** Task **
Return the lines below that carry the word "name".
— START Records shown —
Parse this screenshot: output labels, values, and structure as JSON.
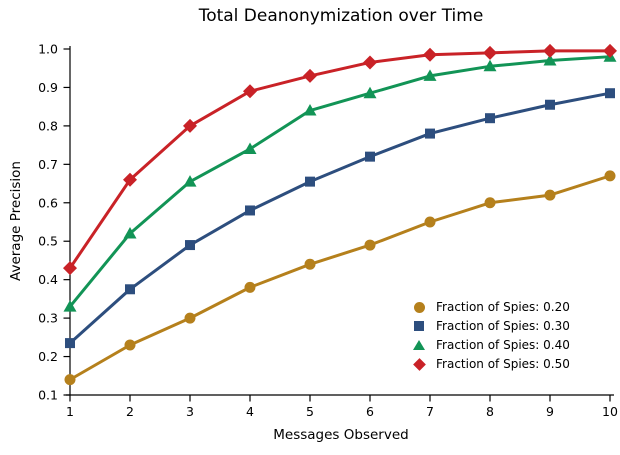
{
  "chart_data": {
    "type": "line",
    "title": "Total Deanonymization over Time",
    "xlabel": "Messages Observed",
    "ylabel": "Average Precision",
    "grid": false,
    "legend_position": "lower right",
    "legend_frame": false,
    "xlim": [
      1,
      10
    ],
    "ylim": [
      0.1,
      1.0
    ],
    "x": [
      1,
      2,
      3,
      4,
      5,
      6,
      7,
      8,
      9,
      10
    ],
    "xtick_labels": [
      "1",
      "2",
      "3",
      "4",
      "5",
      "6",
      "7",
      "8",
      "9",
      "10"
    ],
    "yticks": [
      0.1,
      0.2,
      0.3,
      0.4,
      0.5,
      0.6,
      0.7,
      0.8,
      0.9,
      1.0
    ],
    "ytick_labels": [
      "0.1",
      "0.2",
      "0.3",
      "0.4",
      "0.5",
      "0.6",
      "0.7",
      "0.8",
      "0.9",
      "1.0"
    ],
    "axis_color": "#000000",
    "series": [
      {
        "name": "Fraction of Spies: 0.20",
        "marker": "circle",
        "color": "#B5801C",
        "values": [
          0.14,
          0.23,
          0.3,
          0.38,
          0.44,
          0.49,
          0.55,
          0.6,
          0.62,
          0.67
        ]
      },
      {
        "name": "Fraction of Spies: 0.30",
        "marker": "square",
        "color": "#2D4E7E",
        "values": [
          0.235,
          0.375,
          0.49,
          0.58,
          0.655,
          0.72,
          0.78,
          0.82,
          0.855,
          0.885
        ]
      },
      {
        "name": "Fraction of Spies: 0.40",
        "marker": "triangle",
        "color": "#129456",
        "values": [
          0.33,
          0.52,
          0.655,
          0.74,
          0.84,
          0.885,
          0.93,
          0.955,
          0.97,
          0.98
        ]
      },
      {
        "name": "Fraction of Spies: 0.50",
        "marker": "diamond",
        "color": "#C92227",
        "values": [
          0.43,
          0.66,
          0.8,
          0.89,
          0.93,
          0.965,
          0.985,
          0.99,
          0.995,
          0.995
        ]
      }
    ]
  }
}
— END Records shown —
** Full answer **
        "name": "Fraction of Spies: 0.20",
        "name": "Fraction of Spies: 0.30",
        "name": "Fraction of Spies: 0.40",
        "name": "Fraction of Spies: 0.50",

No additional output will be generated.